** Begin Data provided **

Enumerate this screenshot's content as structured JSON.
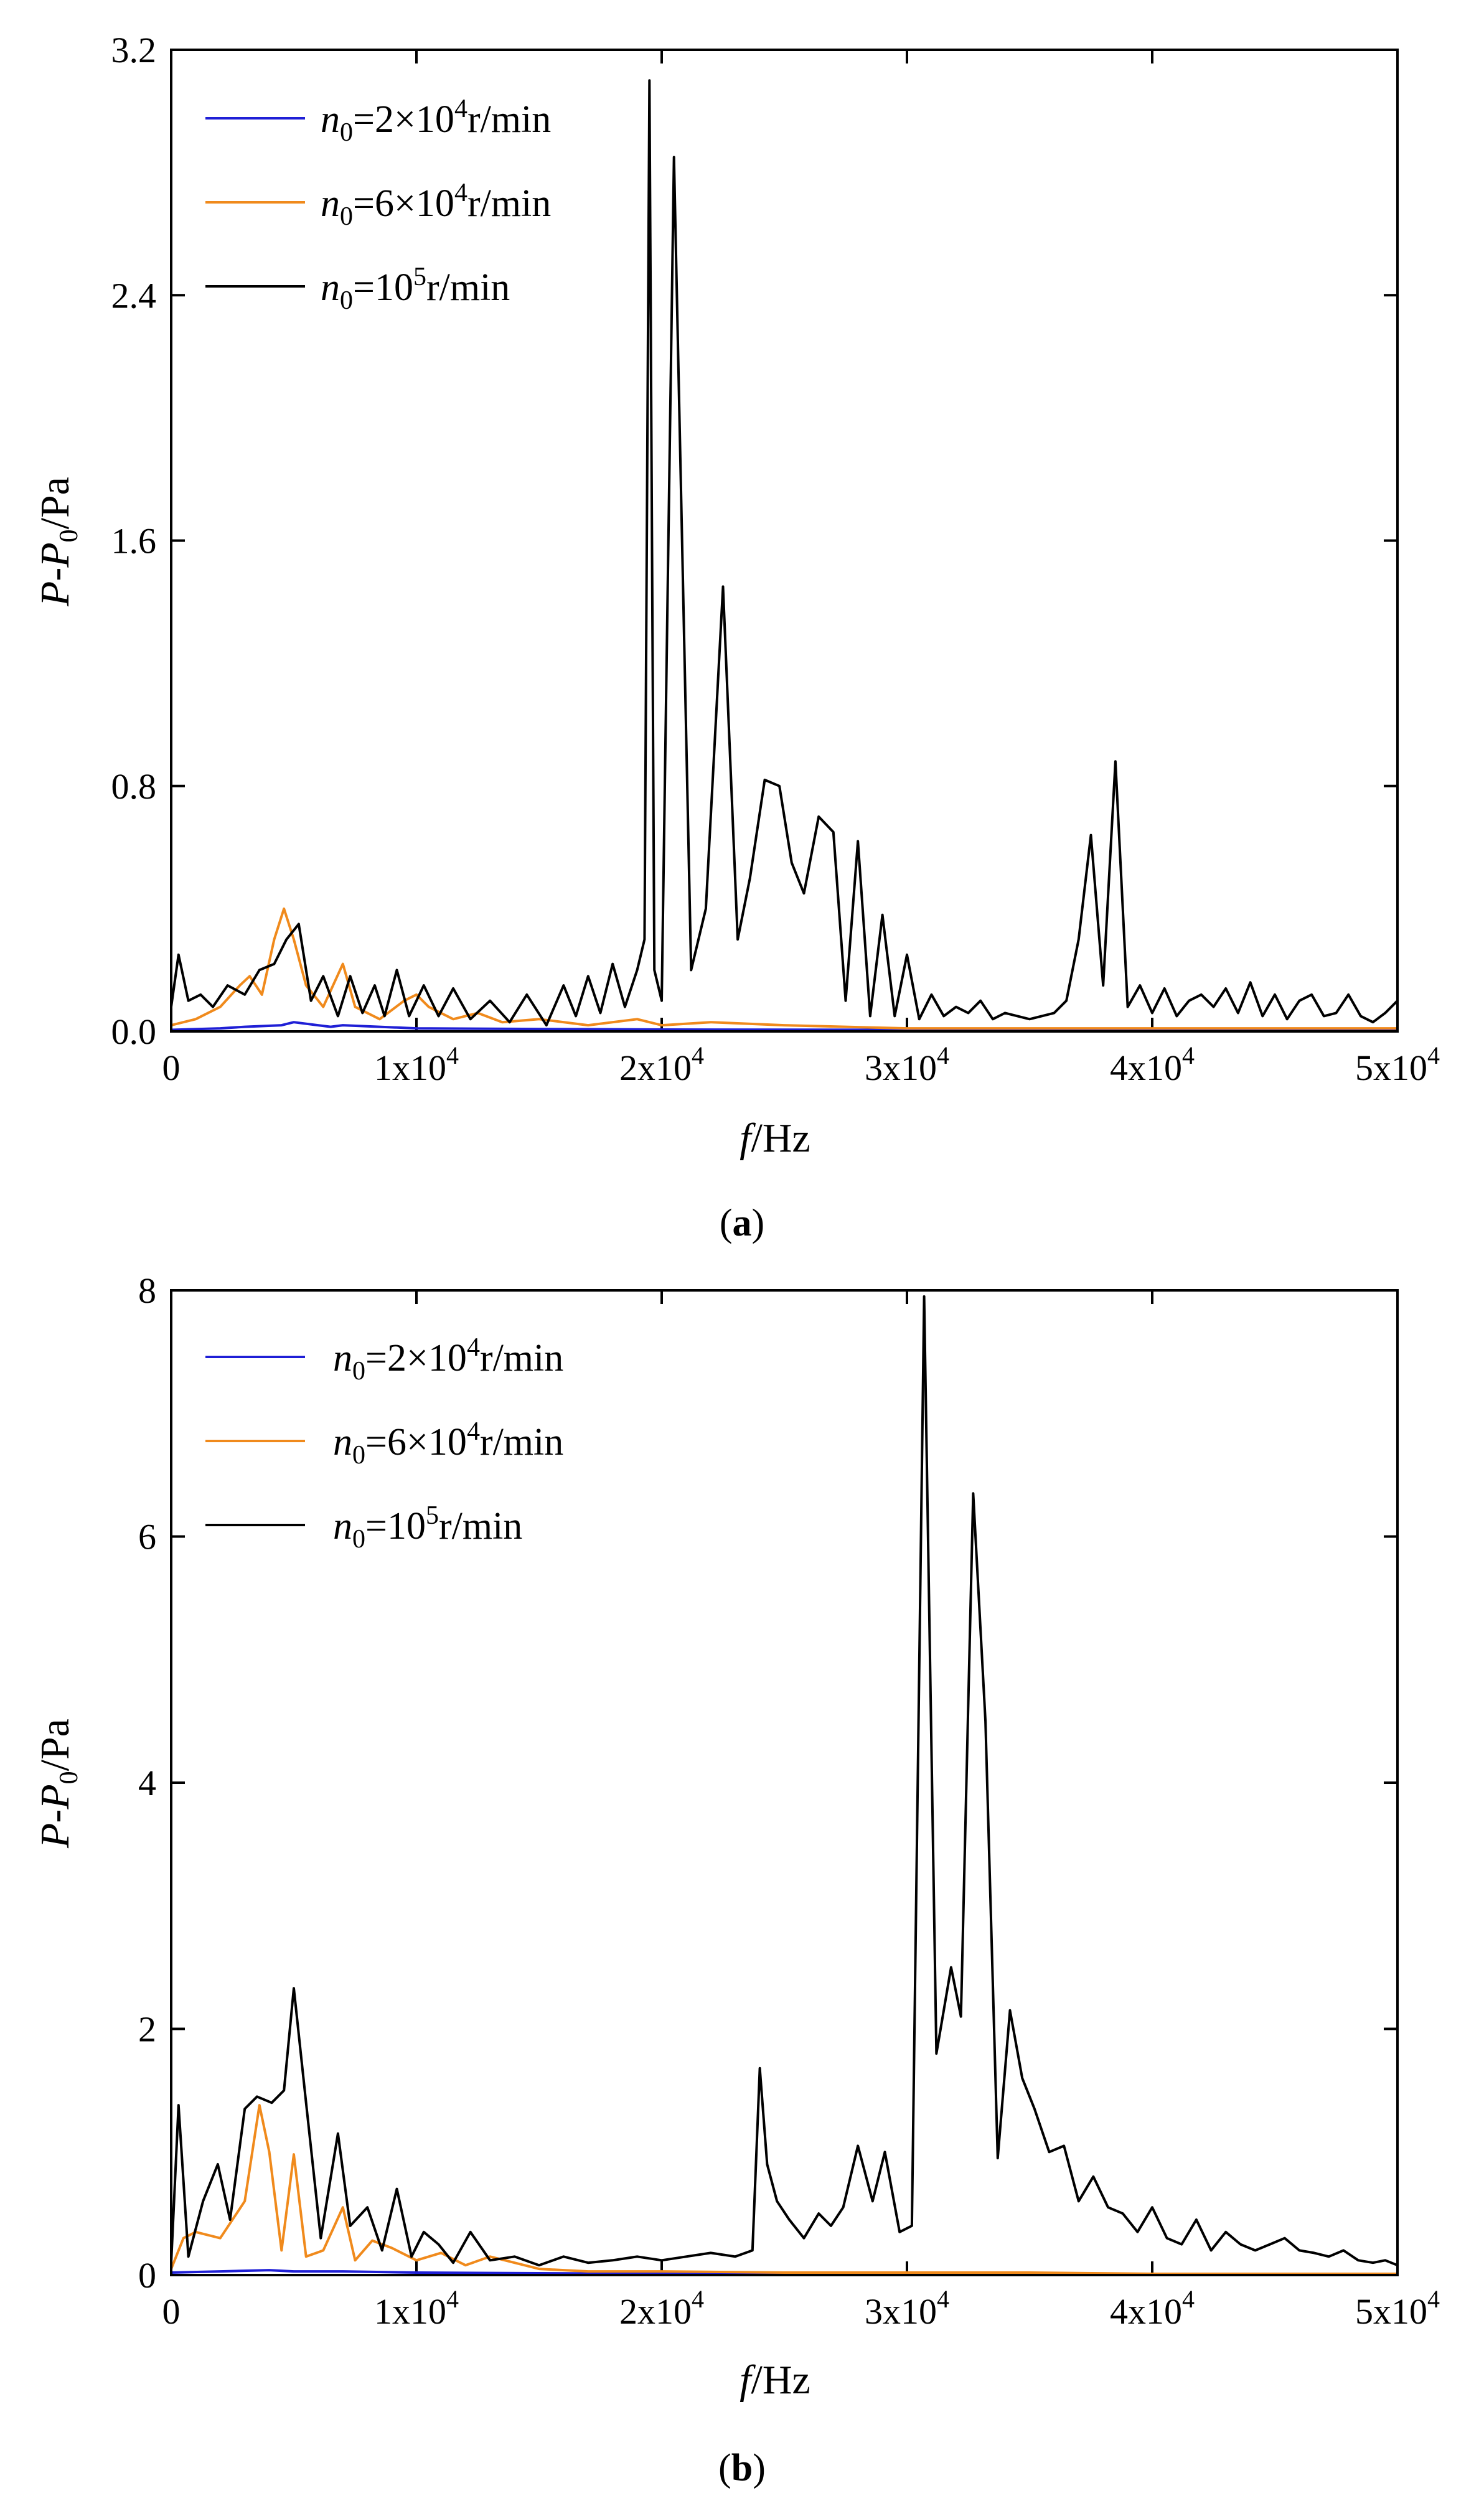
{
  "panels": [
    {
      "caption": "a",
      "chart_data": {
        "type": "line",
        "xlabel_italic": "f",
        "xlabel_rest": "/Hz",
        "ylabel_p": "P",
        "ylabel_mid": "-",
        "ylabel_p0": "P",
        "ylabel_sub": "0",
        "ylabel_rest": "/Pa",
        "xlim": [
          0,
          50000
        ],
        "ylim": [
          0,
          3.2
        ],
        "yticks": [
          0,
          0.8,
          1.6,
          2.4,
          3.2
        ],
        "ytick_labels": [
          "0.0",
          "0.8",
          "1.6",
          "2.4",
          "3.2"
        ],
        "xticks": [
          0,
          10000,
          20000,
          30000,
          40000,
          50000
        ],
        "xtick_labels": [
          "0",
          "1x10",
          "2x10",
          "3x10",
          "4x10",
          "5x10"
        ],
        "xtick_exp": [
          "",
          "4",
          "4",
          "4",
          "4",
          "4"
        ],
        "series": [
          {
            "name": "n0=2×10^4 r/min",
            "legend_n": "n",
            "legend_sub": "0",
            "legend_eq": "=2×10",
            "legend_sup": "4",
            "legend_unit": "r/min",
            "color": "#1f1fd6",
            "x": [
              0,
              2000,
              3000,
              4500,
              5000,
              6500,
              7000,
              10000,
              15000,
              20000,
              30000,
              40000,
              50000
            ],
            "y": [
              0.005,
              0.01,
              0.015,
              0.02,
              0.03,
              0.015,
              0.02,
              0.01,
              0.008,
              0.006,
              0.005,
              0.005,
              0.005
            ]
          },
          {
            "name": "n0=6×10^4 r/min",
            "legend_n": "n",
            "legend_sub": "0",
            "legend_eq": "=6×10",
            "legend_sup": "4",
            "legend_unit": "r/min",
            "color": "#f08a1c",
            "x": [
              0,
              1000,
              2000,
              2800,
              3200,
              3700,
              4200,
              4600,
              5000,
              5500,
              6200,
              7000,
              7500,
              8500,
              9500,
              10000,
              10500,
              11500,
              12500,
              13500,
              15000,
              17000,
              19000,
              20000,
              22000,
              25000,
              30000,
              35000,
              40000,
              50000
            ],
            "y": [
              0.02,
              0.04,
              0.08,
              0.15,
              0.18,
              0.12,
              0.3,
              0.4,
              0.3,
              0.15,
              0.08,
              0.22,
              0.08,
              0.04,
              0.1,
              0.12,
              0.08,
              0.04,
              0.06,
              0.03,
              0.04,
              0.02,
              0.04,
              0.02,
              0.03,
              0.02,
              0.01,
              0.01,
              0.01,
              0.01
            ]
          },
          {
            "name": "n0=10^5 r/min",
            "legend_n": "n",
            "legend_sub": "0",
            "legend_eq": "=10",
            "legend_sup": "5",
            "legend_unit": "r/min",
            "color": "#000000",
            "x": [
              0,
              300,
              700,
              1200,
              1700,
              2300,
              3000,
              3600,
              4200,
              4700,
              5200,
              5700,
              6200,
              6800,
              7300,
              7800,
              8300,
              8700,
              9200,
              9700,
              10300,
              10900,
              11500,
              12200,
              13000,
              13800,
              14500,
              15300,
              16000,
              16500,
              17000,
              17500,
              18000,
              18500,
              19000,
              19300,
              19500,
              19700,
              20000,
              20500,
              21200,
              21800,
              22500,
              23100,
              23600,
              24200,
              24800,
              25300,
              25800,
              26400,
              27000,
              27500,
              28000,
              28500,
              29000,
              29500,
              30000,
              30500,
              31000,
              31500,
              32000,
              32500,
              33000,
              33500,
              34000,
              35000,
              36000,
              36500,
              37000,
              37500,
              38000,
              38500,
              39000,
              39500,
              40000,
              40500,
              41000,
              41500,
              42000,
              42500,
              43000,
              43500,
              44000,
              44500,
              45000,
              45500,
              46000,
              46500,
              47000,
              47500,
              48000,
              48500,
              49000,
              49500,
              50000
            ],
            "y": [
              0.08,
              0.25,
              0.1,
              0.12,
              0.08,
              0.15,
              0.12,
              0.2,
              0.22,
              0.3,
              0.35,
              0.1,
              0.18,
              0.05,
              0.18,
              0.06,
              0.15,
              0.05,
              0.2,
              0.05,
              0.15,
              0.05,
              0.14,
              0.04,
              0.1,
              0.03,
              0.12,
              0.02,
              0.15,
              0.05,
              0.18,
              0.06,
              0.22,
              0.08,
              0.2,
              0.3,
              3.1,
              0.2,
              0.1,
              2.85,
              0.2,
              0.4,
              1.45,
              0.3,
              0.5,
              0.82,
              0.8,
              0.55,
              0.45,
              0.7,
              0.65,
              0.1,
              0.62,
              0.05,
              0.38,
              0.05,
              0.25,
              0.04,
              0.12,
              0.05,
              0.08,
              0.06,
              0.1,
              0.04,
              0.06,
              0.04,
              0.06,
              0.1,
              0.3,
              0.64,
              0.15,
              0.88,
              0.08,
              0.15,
              0.06,
              0.14,
              0.05,
              0.1,
              0.12,
              0.08,
              0.14,
              0.06,
              0.16,
              0.05,
              0.12,
              0.04,
              0.1,
              0.12,
              0.05,
              0.06,
              0.12,
              0.05,
              0.03,
              0.06,
              0.1
            ]
          }
        ]
      }
    },
    {
      "caption": "b",
      "chart_data": {
        "type": "line",
        "xlabel_italic": "f",
        "xlabel_rest": "/Hz",
        "ylabel_p": "P",
        "ylabel_mid": "-",
        "ylabel_p0": "P",
        "ylabel_sub": "0",
        "ylabel_rest": "/Pa",
        "xlim": [
          0,
          50000
        ],
        "ylim": [
          0,
          8
        ],
        "yticks": [
          0,
          2,
          4,
          6,
          8
        ],
        "ytick_labels": [
          "0",
          "2",
          "4",
          "6",
          "8"
        ],
        "xticks": [
          0,
          10000,
          20000,
          30000,
          40000,
          50000
        ],
        "xtick_labels": [
          "0",
          "1x10",
          "2x10",
          "3x10",
          "4x10",
          "5x10"
        ],
        "xtick_exp": [
          "",
          "4",
          "4",
          "4",
          "4",
          "4"
        ],
        "series": [
          {
            "name": "n0=2×10^4 r/min",
            "legend_n": "n",
            "legend_sub": "0",
            "legend_eq": "=2×10",
            "legend_sup": "4",
            "legend_unit": "r/min",
            "color": "#1f1fd6",
            "x": [
              0,
              2000,
              4000,
              5000,
              7000,
              10000,
              20000,
              30000,
              40000,
              50000
            ],
            "y": [
              0.02,
              0.03,
              0.04,
              0.03,
              0.03,
              0.02,
              0.01,
              0.01,
              0.01,
              0.01
            ]
          },
          {
            "name": "n0=6×10^4 r/min",
            "legend_n": "n",
            "legend_sub": "0",
            "legend_eq": "=6×10",
            "legend_sup": "4",
            "legend_unit": "r/min",
            "color": "#f08a1c",
            "x": [
              0,
              500,
              1000,
              2000,
              3000,
              3600,
              4000,
              4500,
              5000,
              5500,
              6200,
              7000,
              7500,
              8200,
              9000,
              10000,
              11000,
              12000,
              13000,
              15000,
              17000,
              20000,
              25000,
              30000,
              35000,
              40000,
              50000
            ],
            "y": [
              0.05,
              0.3,
              0.35,
              0.3,
              0.6,
              1.38,
              1.0,
              0.2,
              0.98,
              0.15,
              0.2,
              0.55,
              0.12,
              0.28,
              0.22,
              0.12,
              0.18,
              0.08,
              0.15,
              0.05,
              0.03,
              0.03,
              0.02,
              0.02,
              0.02,
              0.01,
              0.01
            ]
          },
          {
            "name": "n0=10^5 r/min",
            "legend_n": "n",
            "legend_sub": "0",
            "legend_eq": "=10",
            "legend_sup": "5",
            "legend_unit": "r/min",
            "color": "#000000",
            "x": [
              0,
              300,
              700,
              1300,
              1900,
              2400,
              3000,
              3500,
              4100,
              4600,
              5000,
              5500,
              6100,
              6800,
              7300,
              8000,
              8600,
              9200,
              9800,
              10300,
              10900,
              11500,
              12200,
              13000,
              14000,
              15000,
              16000,
              17000,
              18000,
              19000,
              20000,
              21000,
              22000,
              23000,
              23700,
              24000,
              24300,
              24700,
              25200,
              25800,
              26400,
              26900,
              27400,
              28000,
              28600,
              29100,
              29700,
              30200,
              30700,
              31200,
              31800,
              32200,
              32700,
              33200,
              33700,
              34200,
              34700,
              35200,
              35800,
              36400,
              37000,
              37600,
              38200,
              38800,
              39400,
              40000,
              40600,
              41200,
              41800,
              42400,
              43000,
              43600,
              44200,
              44800,
              45400,
              46000,
              46600,
              47200,
              47800,
              48400,
              49000,
              49500,
              50000
            ],
            "y": [
              0.1,
              1.38,
              0.15,
              0.6,
              0.9,
              0.45,
              1.35,
              1.45,
              1.4,
              1.5,
              2.33,
              1.4,
              0.3,
              1.15,
              0.4,
              0.55,
              0.2,
              0.7,
              0.15,
              0.35,
              0.25,
              0.1,
              0.35,
              0.12,
              0.15,
              0.08,
              0.15,
              0.1,
              0.12,
              0.15,
              0.12,
              0.15,
              0.18,
              0.15,
              0.2,
              1.68,
              0.9,
              0.6,
              0.45,
              0.3,
              0.5,
              0.4,
              0.55,
              1.05,
              0.6,
              1.0,
              0.35,
              0.4,
              7.95,
              1.8,
              2.5,
              2.1,
              6.35,
              4.5,
              0.95,
              2.15,
              1.6,
              1.35,
              1.0,
              1.05,
              0.6,
              0.8,
              0.55,
              0.5,
              0.35,
              0.55,
              0.3,
              0.25,
              0.45,
              0.2,
              0.35,
              0.25,
              0.2,
              0.25,
              0.3,
              0.2,
              0.18,
              0.15,
              0.2,
              0.12,
              0.1,
              0.12,
              0.08
            ]
          }
        ]
      }
    }
  ]
}
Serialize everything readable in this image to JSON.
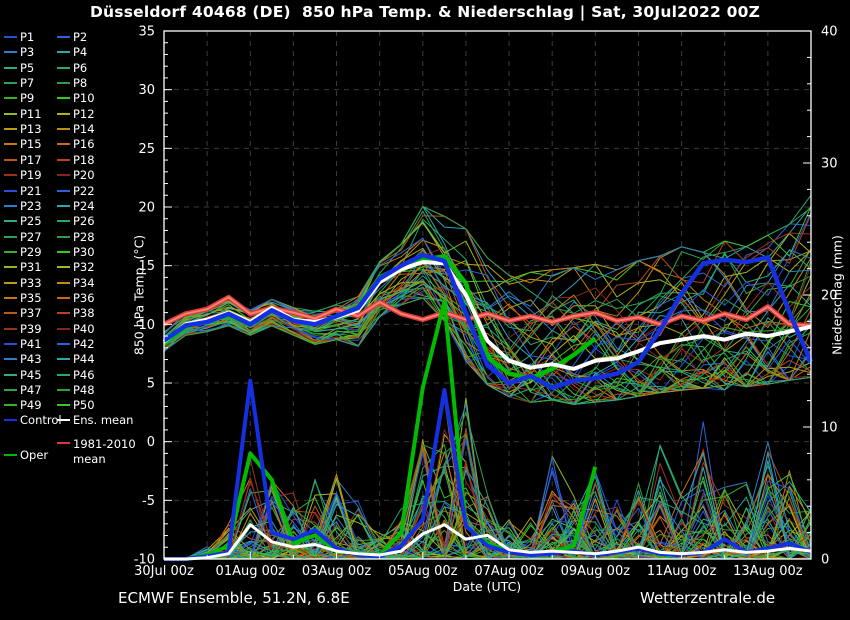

** End Data provided **

## Exercise prompt
Pull out all lines containing "JSON".

## Full solution
Enumerate this screenshot's content as structured JSON.
Serialize everything readable in this image to JSON.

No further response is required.